(Excerpts from a figure dataset)

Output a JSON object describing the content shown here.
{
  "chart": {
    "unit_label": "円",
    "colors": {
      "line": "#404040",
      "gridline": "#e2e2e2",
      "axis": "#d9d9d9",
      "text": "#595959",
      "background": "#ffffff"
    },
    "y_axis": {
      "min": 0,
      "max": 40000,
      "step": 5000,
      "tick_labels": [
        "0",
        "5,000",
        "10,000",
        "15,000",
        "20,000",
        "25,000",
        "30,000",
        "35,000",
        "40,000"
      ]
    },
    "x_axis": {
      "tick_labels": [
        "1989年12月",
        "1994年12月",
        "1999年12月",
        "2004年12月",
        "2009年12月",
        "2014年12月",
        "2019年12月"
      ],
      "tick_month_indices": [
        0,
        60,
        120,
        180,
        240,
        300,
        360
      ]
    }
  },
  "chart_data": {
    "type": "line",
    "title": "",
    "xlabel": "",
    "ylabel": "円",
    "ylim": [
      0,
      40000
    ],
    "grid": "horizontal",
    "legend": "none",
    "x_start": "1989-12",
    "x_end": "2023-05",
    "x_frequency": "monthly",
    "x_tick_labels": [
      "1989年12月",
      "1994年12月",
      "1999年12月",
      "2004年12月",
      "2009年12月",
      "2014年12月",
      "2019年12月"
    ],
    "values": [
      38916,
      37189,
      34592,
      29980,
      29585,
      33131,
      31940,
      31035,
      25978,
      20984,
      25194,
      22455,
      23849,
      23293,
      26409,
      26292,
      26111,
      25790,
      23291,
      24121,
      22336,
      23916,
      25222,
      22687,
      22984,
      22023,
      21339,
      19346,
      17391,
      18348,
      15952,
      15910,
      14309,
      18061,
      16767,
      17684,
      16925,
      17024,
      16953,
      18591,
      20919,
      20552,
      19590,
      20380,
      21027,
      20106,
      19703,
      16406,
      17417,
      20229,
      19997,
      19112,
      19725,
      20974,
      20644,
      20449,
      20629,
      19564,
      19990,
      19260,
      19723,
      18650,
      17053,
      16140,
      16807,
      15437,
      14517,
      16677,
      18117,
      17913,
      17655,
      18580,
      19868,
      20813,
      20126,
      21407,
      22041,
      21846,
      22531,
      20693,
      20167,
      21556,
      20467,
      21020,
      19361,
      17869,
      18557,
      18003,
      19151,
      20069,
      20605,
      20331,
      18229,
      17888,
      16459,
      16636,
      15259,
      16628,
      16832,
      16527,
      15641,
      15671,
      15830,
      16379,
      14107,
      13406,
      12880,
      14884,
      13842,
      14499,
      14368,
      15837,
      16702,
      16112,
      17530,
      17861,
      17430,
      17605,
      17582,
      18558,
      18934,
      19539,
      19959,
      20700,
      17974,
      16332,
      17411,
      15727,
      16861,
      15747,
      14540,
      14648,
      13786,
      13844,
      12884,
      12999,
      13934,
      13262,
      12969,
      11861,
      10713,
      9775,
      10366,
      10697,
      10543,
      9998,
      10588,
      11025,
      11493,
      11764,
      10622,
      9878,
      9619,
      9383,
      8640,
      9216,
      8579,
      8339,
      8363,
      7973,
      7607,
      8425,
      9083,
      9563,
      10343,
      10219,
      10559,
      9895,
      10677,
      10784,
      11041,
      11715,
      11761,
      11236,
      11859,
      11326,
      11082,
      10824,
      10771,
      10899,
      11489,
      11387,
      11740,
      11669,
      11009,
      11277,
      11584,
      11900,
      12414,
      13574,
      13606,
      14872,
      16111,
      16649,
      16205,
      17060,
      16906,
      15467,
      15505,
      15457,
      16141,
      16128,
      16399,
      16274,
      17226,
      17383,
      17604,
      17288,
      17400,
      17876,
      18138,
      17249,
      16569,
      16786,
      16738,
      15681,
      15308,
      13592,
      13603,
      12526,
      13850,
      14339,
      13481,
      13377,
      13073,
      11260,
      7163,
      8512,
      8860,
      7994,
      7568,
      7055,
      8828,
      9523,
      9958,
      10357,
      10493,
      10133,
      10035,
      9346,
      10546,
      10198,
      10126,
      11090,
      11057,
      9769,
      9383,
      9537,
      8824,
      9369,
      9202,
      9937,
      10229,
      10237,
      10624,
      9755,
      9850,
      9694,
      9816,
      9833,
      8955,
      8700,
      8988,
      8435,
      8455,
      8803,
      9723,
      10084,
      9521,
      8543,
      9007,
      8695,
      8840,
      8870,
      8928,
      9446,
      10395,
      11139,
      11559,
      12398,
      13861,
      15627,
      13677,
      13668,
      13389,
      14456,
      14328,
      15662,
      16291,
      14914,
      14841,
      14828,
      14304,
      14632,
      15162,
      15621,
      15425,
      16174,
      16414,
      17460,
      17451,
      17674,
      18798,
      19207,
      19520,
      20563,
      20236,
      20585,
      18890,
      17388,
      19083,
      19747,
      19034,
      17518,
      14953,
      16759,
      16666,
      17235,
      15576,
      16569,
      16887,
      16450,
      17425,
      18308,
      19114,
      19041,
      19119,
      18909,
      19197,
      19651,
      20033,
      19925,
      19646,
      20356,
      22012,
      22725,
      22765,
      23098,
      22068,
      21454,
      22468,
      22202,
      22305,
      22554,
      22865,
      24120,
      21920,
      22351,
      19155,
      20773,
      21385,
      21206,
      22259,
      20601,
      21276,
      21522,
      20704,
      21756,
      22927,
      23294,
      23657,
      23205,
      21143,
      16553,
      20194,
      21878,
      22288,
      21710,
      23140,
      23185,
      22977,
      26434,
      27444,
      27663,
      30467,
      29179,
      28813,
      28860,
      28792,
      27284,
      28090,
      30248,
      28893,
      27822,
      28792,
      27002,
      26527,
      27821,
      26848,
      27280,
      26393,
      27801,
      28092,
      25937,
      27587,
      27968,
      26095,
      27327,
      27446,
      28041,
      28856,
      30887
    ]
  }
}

* _Challenge_: Write every line of the material above again, exactly.

* _Task result_:
Output a JSON object describing the content shown here.
{
  "chart": {
    "unit_label": "円",
    "colors": {
      "line": "#404040",
      "gridline": "#e2e2e2",
      "axis": "#d9d9d9",
      "text": "#595959",
      "background": "#ffffff"
    },
    "y_axis": {
      "min": 0,
      "max": 40000,
      "step": 5000,
      "tick_labels": [
        "0",
        "5,000",
        "10,000",
        "15,000",
        "20,000",
        "25,000",
        "30,000",
        "35,000",
        "40,000"
      ]
    },
    "x_axis": {
      "tick_labels": [
        "1989年12月",
        "1994年12月",
        "1999年12月",
        "2004年12月",
        "2009年12月",
        "2014年12月",
        "2019年12月"
      ],
      "tick_month_indices": [
        0,
        60,
        120,
        180,
        240,
        300,
        360
      ]
    }
  },
  "chart_data": {
    "type": "line",
    "title": "",
    "xlabel": "",
    "ylabel": "円",
    "ylim": [
      0,
      40000
    ],
    "grid": "horizontal",
    "legend": "none",
    "x_start": "1989-12",
    "x_end": "2023-05",
    "x_frequency": "monthly",
    "x_tick_labels": [
      "1989年12月",
      "1994年12月",
      "1999年12月",
      "2004年12月",
      "2009年12月",
      "2014年12月",
      "2019年12月"
    ],
    "values": [
      38916,
      37189,
      34592,
      29980,
      29585,
      33131,
      31940,
      31035,
      25978,
      20984,
      25194,
      22455,
      23849,
      23293,
      26409,
      26292,
      26111,
      25790,
      23291,
      24121,
      22336,
      23916,
      25222,
      22687,
      22984,
      22023,
      21339,
      19346,
      17391,
      18348,
      15952,
      15910,
      14309,
      18061,
      16767,
      17684,
      16925,
      17024,
      16953,
      18591,
      20919,
      20552,
      19590,
      20380,
      21027,
      20106,
      19703,
      16406,
      17417,
      20229,
      19997,
      19112,
      19725,
      20974,
      20644,
      20449,
      20629,
      19564,
      19990,
      19260,
      19723,
      18650,
      17053,
      16140,
      16807,
      15437,
      14517,
      16677,
      18117,
      17913,
      17655,
      18580,
      19868,
      20813,
      20126,
      21407,
      22041,
      21846,
      22531,
      20693,
      20167,
      21556,
      20467,
      21020,
      19361,
      17869,
      18557,
      18003,
      19151,
      20069,
      20605,
      20331,
      18229,
      17888,
      16459,
      16636,
      15259,
      16628,
      16832,
      16527,
      15641,
      15671,
      15830,
      16379,
      14107,
      13406,
      12880,
      14884,
      13842,
      14499,
      14368,
      15837,
      16702,
      16112,
      17530,
      17861,
      17430,
      17605,
      17582,
      18558,
      18934,
      19539,
      19959,
      20700,
      17974,
      16332,
      17411,
      15727,
      16861,
      15747,
      14540,
      14648,
      13786,
      13844,
      12884,
      12999,
      13934,
      13262,
      12969,
      11861,
      10713,
      9775,
      10366,
      10697,
      10543,
      9998,
      10588,
      11025,
      11493,
      11764,
      10622,
      9878,
      9619,
      9383,
      8640,
      9216,
      8579,
      8339,
      8363,
      7973,
      7607,
      8425,
      9083,
      9563,
      10343,
      10219,
      10559,
      9895,
      10677,
      10784,
      11041,
      11715,
      11761,
      11236,
      11859,
      11326,
      11082,
      10824,
      10771,
      10899,
      11489,
      11387,
      11740,
      11669,
      11009,
      11277,
      11584,
      11900,
      12414,
      13574,
      13606,
      14872,
      16111,
      16649,
      16205,
      17060,
      16906,
      15467,
      15505,
      15457,
      16141,
      16128,
      16399,
      16274,
      17226,
      17383,
      17604,
      17288,
      17400,
      17876,
      18138,
      17249,
      16569,
      16786,
      16738,
      15681,
      15308,
      13592,
      13603,
      12526,
      13850,
      14339,
      13481,
      13377,
      13073,
      11260,
      7163,
      8512,
      8860,
      7994,
      7568,
      7055,
      8828,
      9523,
      9958,
      10357,
      10493,
      10133,
      10035,
      9346,
      10546,
      10198,
      10126,
      11090,
      11057,
      9769,
      9383,
      9537,
      8824,
      9369,
      9202,
      9937,
      10229,
      10237,
      10624,
      9755,
      9850,
      9694,
      9816,
      9833,
      8955,
      8700,
      8988,
      8435,
      8455,
      8803,
      9723,
      10084,
      9521,
      8543,
      9007,
      8695,
      8840,
      8870,
      8928,
      9446,
      10395,
      11139,
      11559,
      12398,
      13861,
      15627,
      13677,
      13668,
      13389,
      14456,
      14328,
      15662,
      16291,
      14914,
      14841,
      14828,
      14304,
      14632,
      15162,
      15621,
      15425,
      16174,
      16414,
      17460,
      17451,
      17674,
      18798,
      19207,
      19520,
      20563,
      20236,
      20585,
      18890,
      17388,
      19083,
      19747,
      19034,
      17518,
      14953,
      16759,
      16666,
      17235,
      15576,
      16569,
      16887,
      16450,
      17425,
      18308,
      19114,
      19041,
      19119,
      18909,
      19197,
      19651,
      20033,
      19925,
      19646,
      20356,
      22012,
      22725,
      22765,
      23098,
      22068,
      21454,
      22468,
      22202,
      22305,
      22554,
      22865,
      24120,
      21920,
      22351,
      19155,
      20773,
      21385,
      21206,
      22259,
      20601,
      21276,
      21522,
      20704,
      21756,
      22927,
      23294,
      23657,
      23205,
      21143,
      16553,
      20194,
      21878,
      22288,
      21710,
      23140,
      23185,
      22977,
      26434,
      27444,
      27663,
      30467,
      29179,
      28813,
      28860,
      28792,
      27284,
      28090,
      30248,
      28893,
      27822,
      28792,
      27002,
      26527,
      27821,
      26848,
      27280,
      26393,
      27801,
      28092,
      25937,
      27587,
      27968,
      26095,
      27327,
      27446,
      28041,
      28856,
      30887
    ]
  }
}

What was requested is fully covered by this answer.